Task directions. From the records below, pull each line that has "name".

Records from a collection.

☆ ☆ ☆ ☆ ☆

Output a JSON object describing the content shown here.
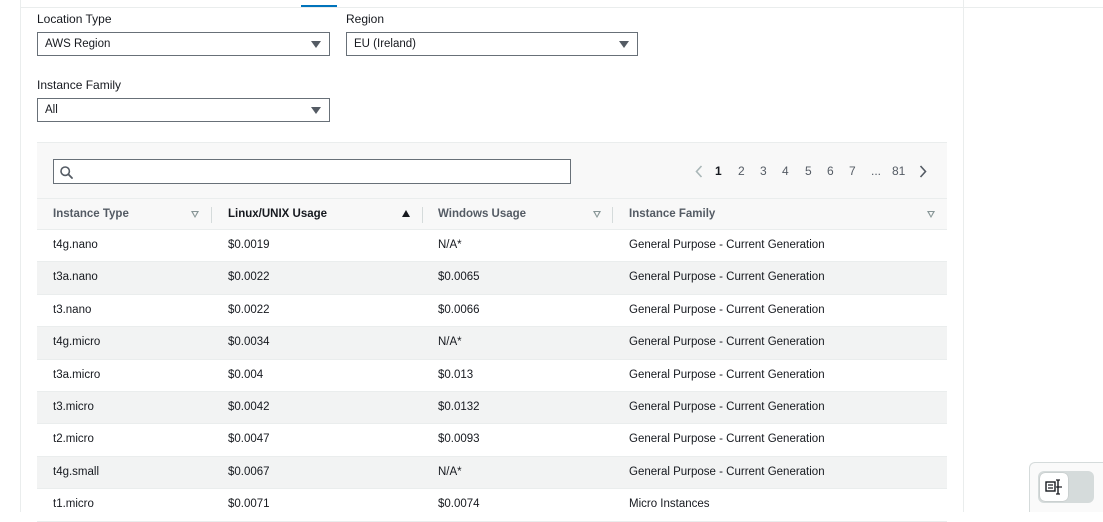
{
  "filters": {
    "location_type": {
      "label": "Location Type",
      "value": "AWS Region"
    },
    "region": {
      "label": "Region",
      "value": "EU (Ireland)"
    },
    "instance_family": {
      "label": "Instance Family",
      "value": "All"
    }
  },
  "search": {
    "placeholder": ""
  },
  "pagination": {
    "pages": [
      "1",
      "2",
      "3",
      "4",
      "5",
      "6",
      "7",
      "...",
      "81"
    ],
    "current": "1"
  },
  "table": {
    "columns": [
      "Instance Type",
      "Linux/UNIX Usage",
      "Windows Usage",
      "Instance Family"
    ],
    "sorted_column": "Linux/UNIX Usage",
    "sort_direction": "ascending",
    "rows": [
      [
        "t4g.nano",
        "$0.0019",
        "N/A*",
        "General Purpose - Current Generation"
      ],
      [
        "t3a.nano",
        "$0.0022",
        "$0.0065",
        "General Purpose - Current Generation"
      ],
      [
        "t3.nano",
        "$0.0022",
        "$0.0066",
        "General Purpose - Current Generation"
      ],
      [
        "t4g.micro",
        "$0.0034",
        "N/A*",
        "General Purpose - Current Generation"
      ],
      [
        "t3a.micro",
        "$0.004",
        "$0.013",
        "General Purpose - Current Generation"
      ],
      [
        "t3.micro",
        "$0.0042",
        "$0.0132",
        "General Purpose - Current Generation"
      ],
      [
        "t2.micro",
        "$0.0047",
        "$0.0093",
        "General Purpose - Current Generation"
      ],
      [
        "t4g.small",
        "$0.0067",
        "N/A*",
        "General Purpose - Current Generation"
      ],
      [
        "t1.micro",
        "$0.0071",
        "$0.0074",
        "Micro Instances"
      ]
    ]
  },
  "colors": {
    "border": "#687078",
    "header_text": "#545b64",
    "row_stripe": "#f2f3f3",
    "accent": "#0073bb"
  }
}
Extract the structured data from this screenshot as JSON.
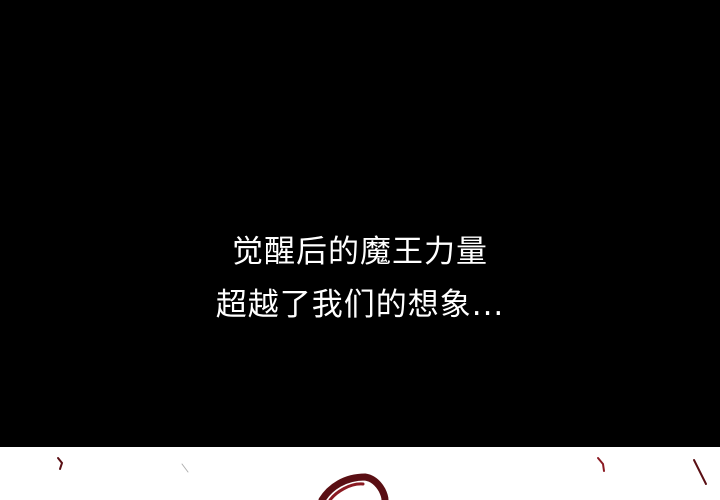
{
  "caption": {
    "line1": "觉醒后的魔王力量",
    "line2": "超越了我们的想象..."
  },
  "colors": {
    "background": "#000000",
    "text": "#ffffff",
    "lower_panel": "#ffffff",
    "sketch_red": "#5a0f14"
  },
  "icons": {
    "lower_panel_art": "red-sketch-marks"
  }
}
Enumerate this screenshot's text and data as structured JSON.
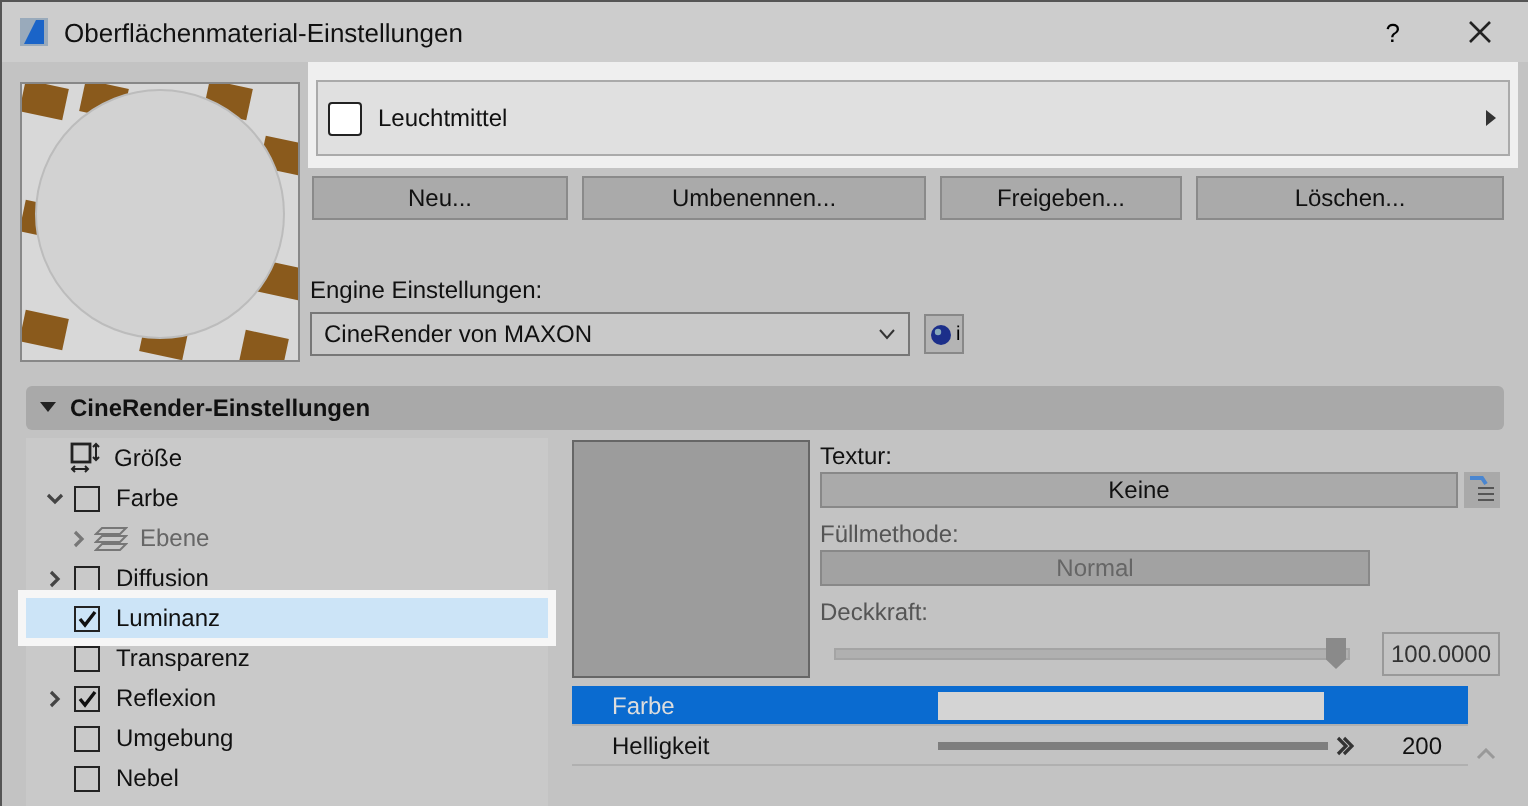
{
  "window": {
    "title": "Oberflächenmaterial-Einstellungen",
    "help": "?"
  },
  "material": {
    "name": "Leuchtmittel"
  },
  "buttons": [
    "Neu...",
    "Umbenennen...",
    "Freigeben...",
    "Löschen..."
  ],
  "engine": {
    "label": "Engine Einstellungen:",
    "value": "CineRender von MAXON",
    "info": "i"
  },
  "section": {
    "title": "CineRender-Einstellungen",
    "expanded": true
  },
  "channels": [
    {
      "kind": "size",
      "label": "Größe",
      "selected": false
    },
    {
      "kind": "channel",
      "label": "Farbe",
      "checked": false,
      "expanded": true,
      "selected": false,
      "children": [
        {
          "kind": "layer",
          "label": "Ebene",
          "disabled": true,
          "expanded": false,
          "selected": false
        }
      ]
    },
    {
      "kind": "channel",
      "label": "Diffusion",
      "checked": false,
      "expanded": false,
      "selected": false
    },
    {
      "kind": "channel",
      "label": "Luminanz",
      "checked": true,
      "selected": true
    },
    {
      "kind": "channel",
      "label": "Transparenz",
      "checked": false,
      "selected": false
    },
    {
      "kind": "channel",
      "label": "Reflexion",
      "checked": true,
      "expanded": false,
      "selected": false
    },
    {
      "kind": "channel",
      "label": "Umgebung",
      "checked": false,
      "selected": false
    },
    {
      "kind": "channel",
      "label": "Nebel",
      "checked": false,
      "selected": false
    }
  ],
  "texture": {
    "label": "Textur:",
    "value": "Keine"
  },
  "fill_method": {
    "label": "Füllmethode:",
    "value": "Normal",
    "disabled": true
  },
  "opacity": {
    "label": "Deckkraft:",
    "level": 1,
    "value": "100.0000"
  },
  "params": [
    {
      "kind": "color",
      "name": "Farbe",
      "color": "#d4d4d4",
      "selected": true
    },
    {
      "kind": "slider",
      "name": "Helligkeit",
      "level": 1,
      "value": "200",
      "selected": false
    }
  ]
}
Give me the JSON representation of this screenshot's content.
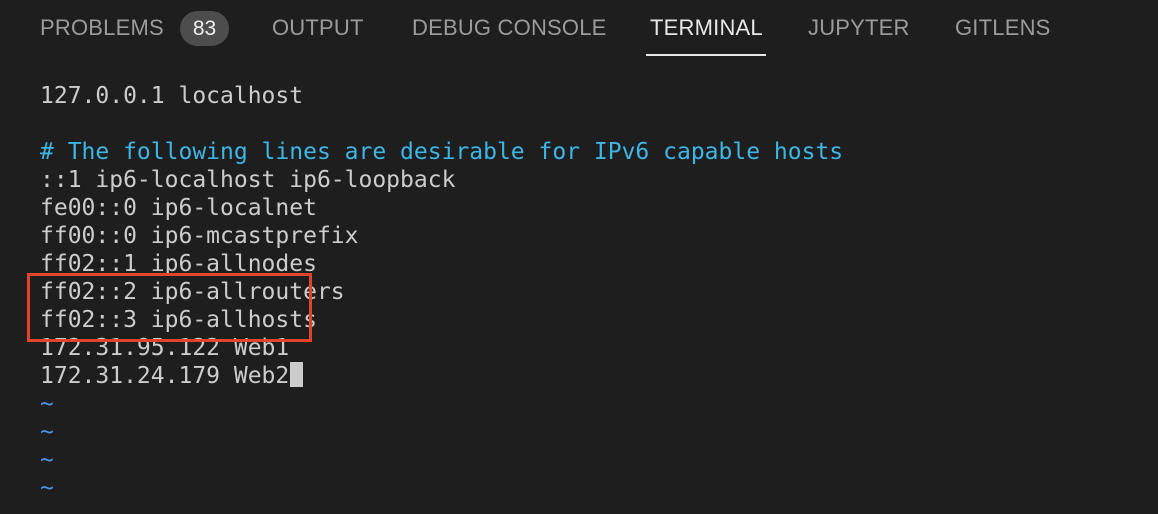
{
  "tabs": {
    "problems": "PROBLEMS",
    "problems_count": "83",
    "output": "OUTPUT",
    "debug_console": "DEBUG CONSOLE",
    "terminal": "TERMINAL",
    "jupyter": "JUPYTER",
    "gitlens": "GITLENS",
    "active": "TERMINAL"
  },
  "terminal": {
    "lines": [
      "127.0.0.1 localhost",
      "",
      "# The following lines are desirable for IPv6 capable hosts",
      "::1 ip6-localhost ip6-loopback",
      "fe00::0 ip6-localnet",
      "ff00::0 ip6-mcastprefix",
      "ff02::1 ip6-allnodes",
      "ff02::2 ip6-allrouters",
      "ff02::3 ip6-allhosts",
      "172.31.95.122 Web1",
      "172.31.24.179 Web2",
      "~",
      "~",
      "~",
      "~"
    ]
  },
  "colors": {
    "background": "#1e1e1e",
    "text": "#cccccc",
    "comment": "#3cb6e6",
    "tilde": "#4b8fe8",
    "highlight_border": "#e0442a"
  }
}
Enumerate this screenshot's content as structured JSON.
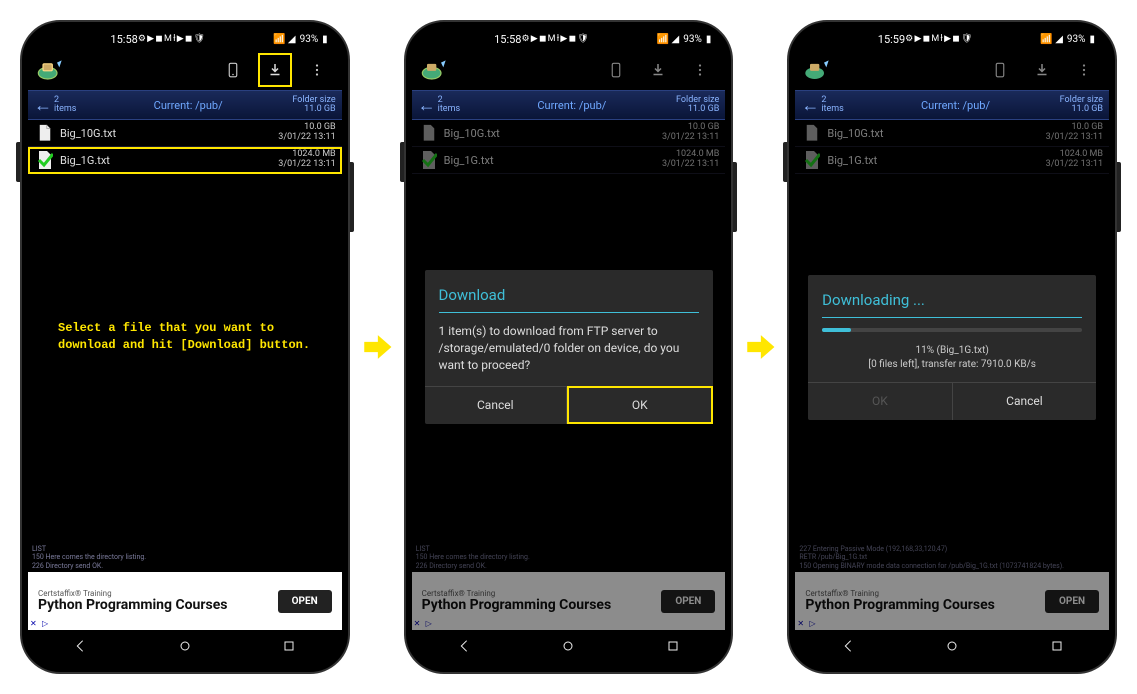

☆ ☆ ☆ ☆ ☆

Answer.
    "name": "Leuchtmittel"
      "name": "Farbe",
      "name": "Helligkeit",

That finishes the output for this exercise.